* [Required task]
Where a line holds the string "product", return that line.

* [Listed records]
+ + +
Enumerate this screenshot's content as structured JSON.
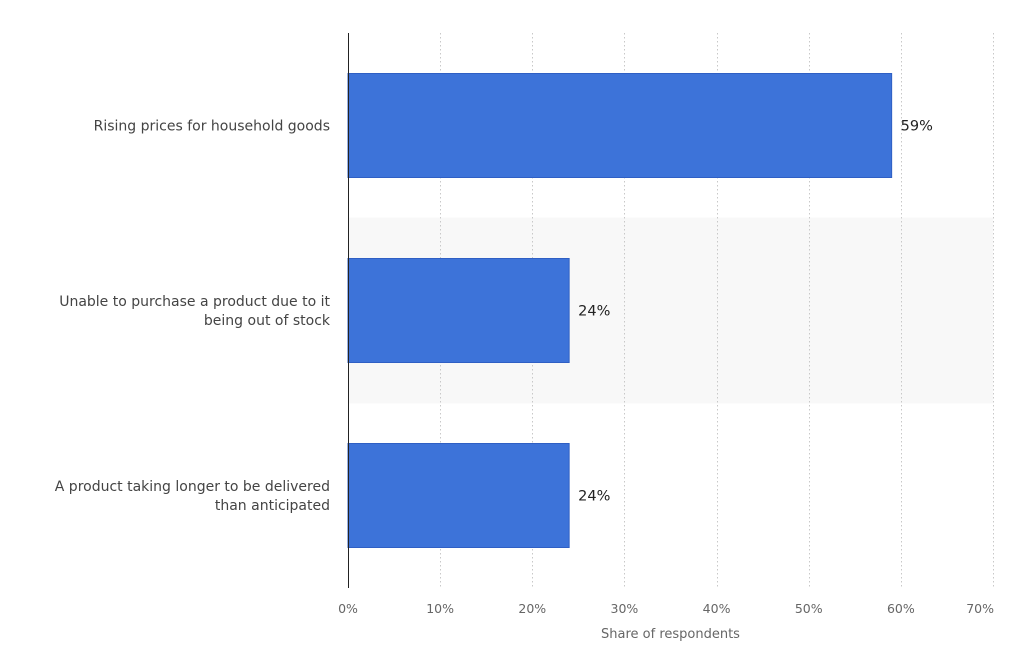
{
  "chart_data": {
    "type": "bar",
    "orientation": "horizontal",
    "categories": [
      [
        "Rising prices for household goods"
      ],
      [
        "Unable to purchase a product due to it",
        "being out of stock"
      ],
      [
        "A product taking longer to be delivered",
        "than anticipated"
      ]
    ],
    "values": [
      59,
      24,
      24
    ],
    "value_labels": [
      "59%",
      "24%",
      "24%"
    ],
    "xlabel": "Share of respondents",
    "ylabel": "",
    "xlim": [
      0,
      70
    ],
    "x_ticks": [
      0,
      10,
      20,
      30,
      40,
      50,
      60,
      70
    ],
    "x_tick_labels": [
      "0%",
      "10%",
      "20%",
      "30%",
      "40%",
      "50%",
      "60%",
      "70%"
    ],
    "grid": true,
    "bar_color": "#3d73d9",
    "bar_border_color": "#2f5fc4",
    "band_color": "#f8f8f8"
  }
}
+ + +
* [Task solution]
        "Unable to purchase a product due to it",
        "A product taking longer to be delivered",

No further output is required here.